[Figure record extracts]
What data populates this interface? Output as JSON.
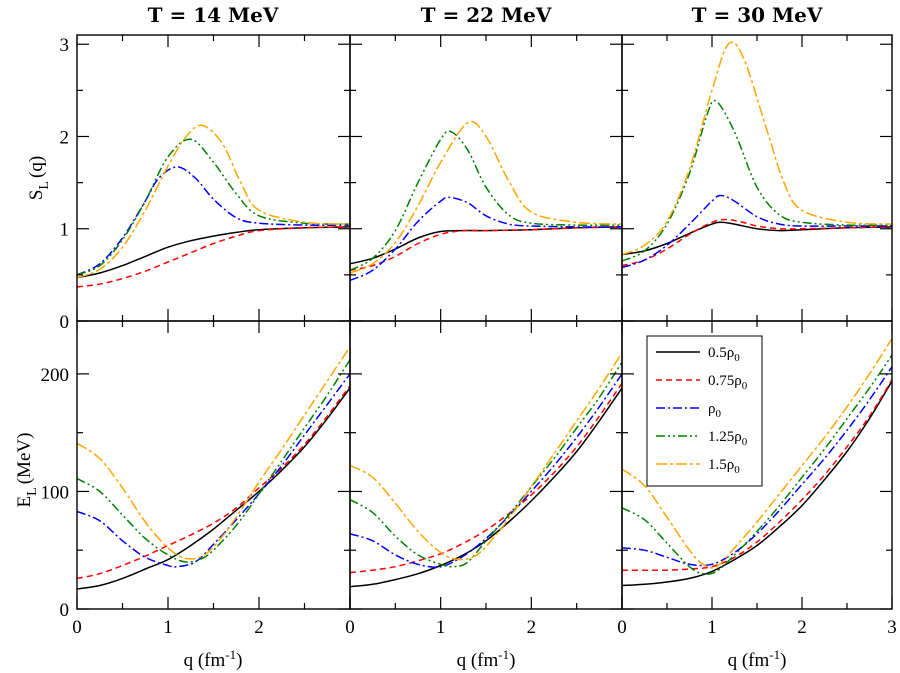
{
  "chart_data": {
    "type": "line",
    "column_titles": [
      "T = 14 MeV",
      "T = 22 MeV",
      "T = 30 MeV"
    ],
    "xlabel": "q (fm",
    "xlabel_sup": "-1",
    "xlabel_close": ")",
    "xlim": [
      0,
      3
    ],
    "xticks": [
      0,
      1,
      2,
      3
    ],
    "xtick_labels": [
      [
        "0",
        "1",
        "2",
        ""
      ],
      [
        "0",
        "1",
        "2",
        ""
      ],
      [
        "0",
        "1",
        "2",
        "3"
      ]
    ],
    "top_ylabel": {
      "main": "S",
      "sub": "L",
      "tail": "(q)"
    },
    "top_ylim": [
      0,
      3.1
    ],
    "top_yticks": [
      0,
      1,
      2,
      3
    ],
    "top_ytick_labels": [
      "0",
      "1",
      "2",
      "3"
    ],
    "bottom_ylabel": {
      "main": "E",
      "sub": "L",
      "tail": "(MeV)"
    },
    "bottom_ylim": [
      0,
      245
    ],
    "bottom_yticks": [
      0,
      100,
      200
    ],
    "bottom_ytick_labels": [
      "0",
      "100",
      "200"
    ],
    "legend": {
      "position": "top-left of lower-right panel",
      "entries": [
        {
          "prefix": "0.5",
          "sym": "ρ",
          "sub": "0",
          "color": "#000000",
          "dash": ""
        },
        {
          "prefix": "0.75",
          "sym": "ρ",
          "sub": "0",
          "color": "#ff0000",
          "dash": "6,4"
        },
        {
          "prefix": "",
          "sym": "ρ",
          "sub": "0",
          "color": "#0000ff",
          "dash": "9,3,2,3"
        },
        {
          "prefix": "1.25",
          "sym": "ρ",
          "sub": "0",
          "color": "#008000",
          "dash": "9,3,2,3,2,3"
        },
        {
          "prefix": "1.5",
          "sym": "ρ",
          "sub": "0",
          "color": "#ffa500",
          "dash": "11,3,3,3"
        }
      ]
    },
    "series_colors": [
      "#000000",
      "#ff0000",
      "#0000ff",
      "#008000",
      "#ffa500"
    ],
    "panels": {
      "S": [
        [
          {
            "name": "0.5ρ0",
            "x": [
              0,
              0.25,
              0.5,
              0.75,
              1,
              1.25,
              1.5,
              1.75,
              2,
              2.5,
              3
            ],
            "y": [
              0.47,
              0.52,
              0.6,
              0.7,
              0.8,
              0.87,
              0.92,
              0.96,
              0.99,
              1.01,
              1.02
            ]
          },
          {
            "name": "0.75ρ0",
            "x": [
              0,
              0.25,
              0.5,
              0.75,
              1,
              1.25,
              1.5,
              1.75,
              2,
              2.5,
              3
            ],
            "y": [
              0.37,
              0.4,
              0.46,
              0.54,
              0.64,
              0.74,
              0.84,
              0.92,
              0.98,
              1.01,
              1.02
            ]
          },
          {
            "name": "ρ0",
            "x": [
              0,
              0.25,
              0.5,
              0.75,
              0.9,
              1.1,
              1.3,
              1.5,
              1.75,
              2,
              2.5,
              3
            ],
            "y": [
              0.5,
              0.62,
              0.9,
              1.3,
              1.55,
              1.67,
              1.55,
              1.32,
              1.12,
              1.06,
              1.04,
              1.04
            ]
          },
          {
            "name": "1.25ρ0",
            "x": [
              0,
              0.25,
              0.5,
              0.75,
              1,
              1.25,
              1.5,
              1.75,
              2,
              2.5,
              3
            ],
            "y": [
              0.5,
              0.6,
              0.88,
              1.3,
              1.78,
              1.97,
              1.72,
              1.38,
              1.14,
              1.06,
              1.05
            ]
          },
          {
            "name": "1.5ρ0",
            "x": [
              0,
              0.25,
              0.5,
              0.75,
              1,
              1.2,
              1.38,
              1.6,
              1.8,
              2,
              2.5,
              3
            ],
            "y": [
              0.47,
              0.56,
              0.8,
              1.2,
              1.68,
              2.0,
              2.12,
              1.92,
              1.5,
              1.2,
              1.07,
              1.05
            ]
          }
        ],
        [
          {
            "name": "0.5ρ0",
            "x": [
              0,
              0.25,
              0.5,
              0.75,
              1,
              1.25,
              1.5,
              2,
              2.5,
              3
            ],
            "y": [
              0.62,
              0.68,
              0.78,
              0.9,
              0.97,
              0.98,
              0.98,
              0.99,
              1.01,
              1.02
            ]
          },
          {
            "name": "0.75ρ0",
            "x": [
              0,
              0.25,
              0.5,
              0.75,
              1,
              1.25,
              1.5,
              2,
              2.5,
              3
            ],
            "y": [
              0.55,
              0.6,
              0.7,
              0.84,
              0.94,
              0.98,
              0.98,
              0.99,
              1.01,
              1.02
            ]
          },
          {
            "name": "ρ0",
            "x": [
              0,
              0.25,
              0.5,
              0.75,
              1,
              1.1,
              1.3,
              1.5,
              1.75,
              2,
              2.5,
              3
            ],
            "y": [
              0.44,
              0.55,
              0.78,
              1.08,
              1.3,
              1.34,
              1.28,
              1.14,
              1.05,
              1.03,
              1.02,
              1.02
            ]
          },
          {
            "name": "1.25ρ0",
            "x": [
              0,
              0.25,
              0.5,
              0.75,
              1,
              1.12,
              1.3,
              1.5,
              1.75,
              2,
              2.5,
              3
            ],
            "y": [
              0.55,
              0.68,
              0.98,
              1.5,
              1.97,
              2.05,
              1.85,
              1.45,
              1.15,
              1.06,
              1.04,
              1.04
            ]
          },
          {
            "name": "1.5ρ0",
            "x": [
              0,
              0.25,
              0.5,
              0.75,
              1,
              1.3,
              1.5,
              1.75,
              2,
              2.5,
              3
            ],
            "y": [
              0.52,
              0.62,
              0.85,
              1.25,
              1.72,
              2.15,
              2.0,
              1.52,
              1.18,
              1.07,
              1.05
            ]
          }
        ],
        [
          {
            "name": "0.5ρ0",
            "x": [
              0,
              0.25,
              0.5,
              0.75,
              1,
              1.1,
              1.25,
              1.5,
              1.75,
              2,
              2.5,
              3
            ],
            "y": [
              0.72,
              0.76,
              0.84,
              0.95,
              1.05,
              1.07,
              1.05,
              1.0,
              0.98,
              0.99,
              1.01,
              1.02
            ]
          },
          {
            "name": "0.75ρ0",
            "x": [
              0,
              0.25,
              0.5,
              0.75,
              1,
              1.15,
              1.3,
              1.5,
              1.75,
              2,
              2.5,
              3
            ],
            "y": [
              0.6,
              0.66,
              0.78,
              0.94,
              1.07,
              1.1,
              1.08,
              1.03,
              1.0,
              1.0,
              1.01,
              1.02
            ]
          },
          {
            "name": "ρ0",
            "x": [
              0,
              0.25,
              0.5,
              0.75,
              1,
              1.1,
              1.25,
              1.5,
              1.75,
              2,
              2.5,
              3
            ],
            "y": [
              0.58,
              0.66,
              0.82,
              1.05,
              1.3,
              1.36,
              1.3,
              1.13,
              1.05,
              1.03,
              1.03,
              1.03
            ]
          },
          {
            "name": "1.25ρ0",
            "x": [
              0,
              0.25,
              0.5,
              0.75,
              0.95,
              1.05,
              1.25,
              1.5,
              1.75,
              2,
              2.5,
              3
            ],
            "y": [
              0.65,
              0.76,
              1.05,
              1.6,
              2.25,
              2.38,
              2.05,
              1.45,
              1.15,
              1.07,
              1.04,
              1.04
            ]
          },
          {
            "name": "1.5ρ0",
            "x": [
              0,
              0.25,
              0.5,
              0.75,
              1,
              1.18,
              1.35,
              1.6,
              1.8,
              2,
              2.5,
              3
            ],
            "y": [
              0.72,
              0.82,
              1.08,
              1.65,
              2.5,
              3.0,
              2.85,
              2.1,
              1.5,
              1.2,
              1.07,
              1.05
            ]
          }
        ]
      ],
      "E": [
        [
          {
            "name": "0.5ρ0",
            "x": [
              0,
              0.25,
              0.5,
              0.75,
              1,
              1.25,
              1.5,
              1.75,
              2,
              2.25,
              2.5,
              2.75,
              3
            ],
            "y": [
              17,
              20,
              26,
              34,
              42,
              54,
              68,
              84,
              100,
              118,
              138,
              162,
              188
            ]
          },
          {
            "name": "0.75ρ0",
            "x": [
              0,
              0.25,
              0.5,
              0.75,
              1,
              1.25,
              1.5,
              1.75,
              2,
              2.25,
              2.5,
              2.75,
              3
            ],
            "y": [
              26,
              30,
              37,
              45,
              54,
              63,
              73,
              86,
              103,
              120,
              140,
              164,
              190
            ]
          },
          {
            "name": "ρ0",
            "x": [
              0,
              0.25,
              0.5,
              0.75,
              1,
              1.1,
              1.3,
              1.5,
              1.75,
              2,
              2.25,
              2.5,
              2.75,
              3
            ],
            "y": [
              83,
              75,
              58,
              44,
              37,
              36,
              40,
              55,
              76,
              98,
              122,
              148,
              174,
              200
            ]
          },
          {
            "name": "1.25ρ0",
            "x": [
              0,
              0.25,
              0.5,
              0.75,
              1,
              1.2,
              1.4,
              1.6,
              1.8,
              2,
              2.25,
              2.5,
              2.75,
              3
            ],
            "y": [
              111,
              100,
              80,
              60,
              46,
              40,
              44,
              58,
              76,
              98,
              126,
              154,
              182,
              212
            ]
          },
          {
            "name": "1.5ρ0",
            "x": [
              0,
              0.25,
              0.5,
              0.75,
              1,
              1.2,
              1.4,
              1.6,
              1.8,
              2,
              2.25,
              2.5,
              2.75,
              3
            ],
            "y": [
              141,
              128,
              103,
              74,
              52,
              43,
              46,
              62,
              84,
              108,
              136,
              165,
              194,
              223
            ]
          }
        ],
        [
          {
            "name": "0.5ρ0",
            "x": [
              0,
              0.25,
              0.5,
              0.75,
              1,
              1.25,
              1.5,
              1.75,
              2,
              2.25,
              2.5,
              2.75,
              3
            ],
            "y": [
              19,
              21,
              25,
              30,
              37,
              46,
              58,
              74,
              92,
              112,
              134,
              160,
              188
            ]
          },
          {
            "name": "0.75ρ0",
            "x": [
              0,
              0.25,
              0.5,
              0.75,
              1,
              1.25,
              1.5,
              1.75,
              2,
              2.25,
              2.5,
              2.75,
              3
            ],
            "y": [
              31,
              33,
              36,
              41,
              47,
              56,
              67,
              81,
              97,
              116,
              138,
              164,
              192
            ]
          },
          {
            "name": "ρ0",
            "x": [
              0,
              0.25,
              0.5,
              0.75,
              1,
              1.25,
              1.5,
              1.75,
              2,
              2.25,
              2.5,
              2.75,
              3
            ],
            "y": [
              64,
              58,
              46,
              38,
              36,
              45,
              60,
              79,
              100,
              122,
              146,
              172,
              200
            ]
          },
          {
            "name": "1.25ρ0",
            "x": [
              0,
              0.25,
              0.5,
              0.75,
              1,
              1.15,
              1.3,
              1.5,
              1.75,
              2,
              2.25,
              2.5,
              2.75,
              3
            ],
            "y": [
              93,
              82,
              62,
              46,
              38,
              36,
              40,
              58,
              80,
              104,
              128,
              154,
              180,
              210
            ]
          },
          {
            "name": "1.5ρ0",
            "x": [
              0,
              0.25,
              0.5,
              0.75,
              1,
              1.2,
              1.4,
              1.6,
              1.8,
              2,
              2.25,
              2.5,
              2.75,
              3
            ],
            "y": [
              122,
              112,
              90,
              66,
              48,
              42,
              46,
              62,
              82,
              104,
              132,
              160,
              188,
              218
            ]
          }
        ],
        [
          {
            "name": "0.5ρ0",
            "x": [
              0,
              0.25,
              0.5,
              0.75,
              1,
              1.25,
              1.5,
              1.75,
              2,
              2.25,
              2.5,
              2.75,
              3
            ],
            "y": [
              20,
              21,
              23,
              26,
              32,
              42,
              54,
              70,
              88,
              110,
              134,
              162,
              194
            ]
          },
          {
            "name": "0.75ρ0",
            "x": [
              0,
              0.25,
              0.5,
              0.75,
              1,
              1.25,
              1.5,
              1.75,
              2,
              2.25,
              2.5,
              2.75,
              3
            ],
            "y": [
              33,
              33,
              33,
              34,
              36,
              44,
              57,
              74,
              93,
              114,
              138,
              164,
              195
            ]
          },
          {
            "name": "ρ0",
            "x": [
              0,
              0.25,
              0.5,
              0.75,
              1,
              1.25,
              1.5,
              1.75,
              2,
              2.25,
              2.5,
              2.75,
              3
            ],
            "y": [
              52,
              50,
              44,
              38,
              38,
              48,
              64,
              84,
              106,
              128,
              152,
              178,
              206
            ]
          },
          {
            "name": "1.25ρ0",
            "x": [
              0,
              0.25,
              0.5,
              0.75,
              0.9,
              1.05,
              1.25,
              1.5,
              1.75,
              2,
              2.25,
              2.5,
              2.75,
              3
            ],
            "y": [
              86,
              76,
              56,
              36,
              30,
              32,
              46,
              66,
              88,
              112,
              136,
              162,
              188,
              216
            ]
          },
          {
            "name": "1.5ρ0",
            "x": [
              0,
              0.25,
              0.5,
              0.75,
              0.9,
              1.05,
              1.25,
              1.5,
              1.75,
              2,
              2.25,
              2.5,
              2.75,
              3
            ],
            "y": [
              119,
              105,
              78,
              50,
              38,
              36,
              52,
              74,
              98,
              122,
              146,
              172,
              200,
              230
            ]
          }
        ]
      ]
    }
  }
}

* _TASK GOAL_: Count the lines that hold the string "prefix", and reply with that number alone.

* _ANSWER FOR THE TASK_: 5